# [Dataset entries on figures]
_ _ _ _ _ _ _

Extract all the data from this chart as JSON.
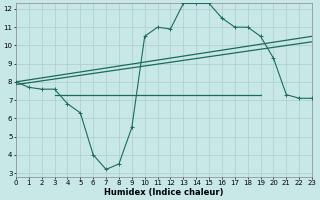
{
  "xlabel": "Humidex (Indice chaleur)",
  "bg_color": "#c8e8e8",
  "grid_color": "#b0cccc",
  "line_color": "#1a6b5a",
  "xmin": 0,
  "xmax": 23,
  "ymin": 3,
  "ymax": 12,
  "yticks": [
    3,
    4,
    5,
    6,
    7,
    8,
    9,
    10,
    11,
    12
  ],
  "xticks": [
    0,
    1,
    2,
    3,
    4,
    5,
    6,
    7,
    8,
    9,
    10,
    11,
    12,
    13,
    14,
    15,
    16,
    17,
    18,
    19,
    20,
    21,
    22,
    23
  ],
  "series1_x": [
    0,
    1,
    2,
    3,
    4,
    5,
    6,
    7,
    8,
    9,
    10,
    11,
    12,
    13,
    14,
    15,
    16,
    17,
    18,
    19,
    20,
    21,
    22,
    23
  ],
  "series1_y": [
    8.0,
    7.7,
    7.6,
    7.6,
    6.8,
    6.3,
    4.0,
    3.2,
    3.5,
    5.5,
    10.5,
    11.0,
    10.9,
    12.3,
    12.3,
    12.3,
    11.5,
    11.0,
    11.0,
    10.5,
    9.3,
    7.3,
    7.1,
    7.1
  ],
  "series2_x": [
    0,
    23
  ],
  "series2_y": [
    8.0,
    10.5
  ],
  "series3_x": [
    0,
    23
  ],
  "series3_y": [
    7.85,
    10.2
  ],
  "series4_x": [
    3,
    19
  ],
  "series4_y": [
    7.3,
    7.3
  ]
}
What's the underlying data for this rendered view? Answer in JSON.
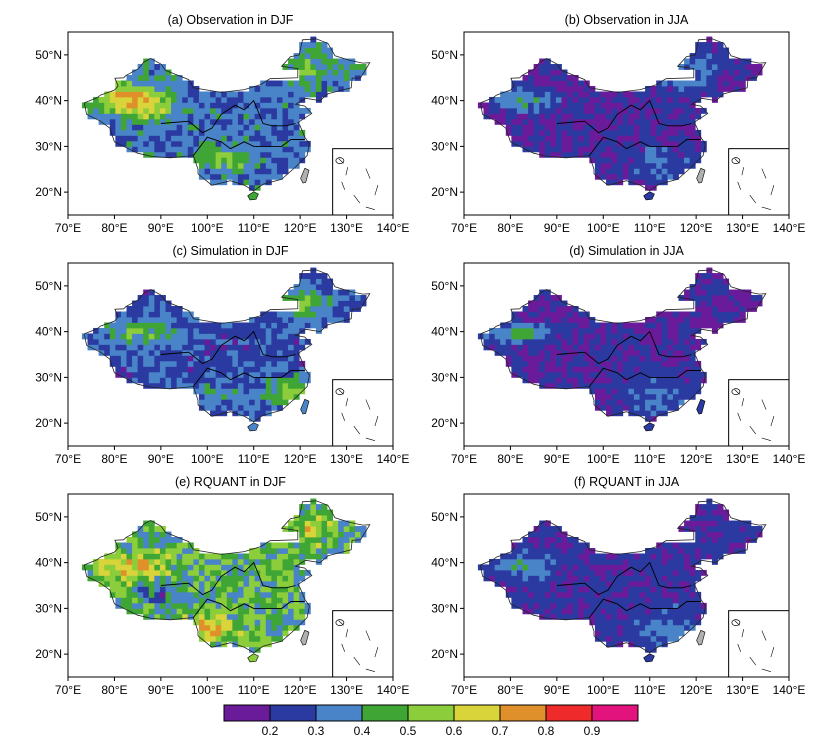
{
  "chart_data": {
    "type": "heatmap",
    "panels": [
      {
        "id": "a",
        "title": "(a)  Observation in DJF",
        "field": "obs_djf"
      },
      {
        "id": "b",
        "title": "(b)  Observation in JJA",
        "field": "obs_jja"
      },
      {
        "id": "c",
        "title": "(c)  Simulation in DJF",
        "field": "sim_djf"
      },
      {
        "id": "d",
        "title": "(d)  Simulation in JJA",
        "field": "sim_jja"
      },
      {
        "id": "e",
        "title": "(e)  RQUANT in DJF",
        "field": "rq_djf"
      },
      {
        "id": "f",
        "title": "(f)  RQUANT in JJA",
        "field": "rq_jja"
      }
    ],
    "x_ticks": [
      70,
      80,
      90,
      100,
      110,
      120,
      130,
      140
    ],
    "y_ticks": [
      20,
      30,
      40,
      50
    ],
    "x_tick_labels": [
      "70°E",
      "80°E",
      "90°E",
      "100°E",
      "110°E",
      "120°E",
      "130°E",
      "140°E"
    ],
    "y_tick_labels": [
      "20°N",
      "30°N",
      "40°N",
      "50°N"
    ],
    "xlim": [
      70,
      140
    ],
    "ylim": [
      15,
      55
    ],
    "colorbar": {
      "labels": [
        "0.2",
        "0.3",
        "0.4",
        "0.5",
        "0.6",
        "0.7",
        "0.8",
        "0.9"
      ],
      "colors": [
        "#6a1b9a",
        "#2b3aa0",
        "#4a84c8",
        "#3fa535",
        "#8ccd3c",
        "#d8d43a",
        "#e0902a",
        "#ee2a2a",
        "#e2137c"
      ]
    }
  }
}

_ _ _ _ _ _ _

# [WHAT IS BEING ASKED]
Counting only lines of the data above that hold "Observation", report the total and nothing else.

# [ANSWER TO THIS PROBLEM]
2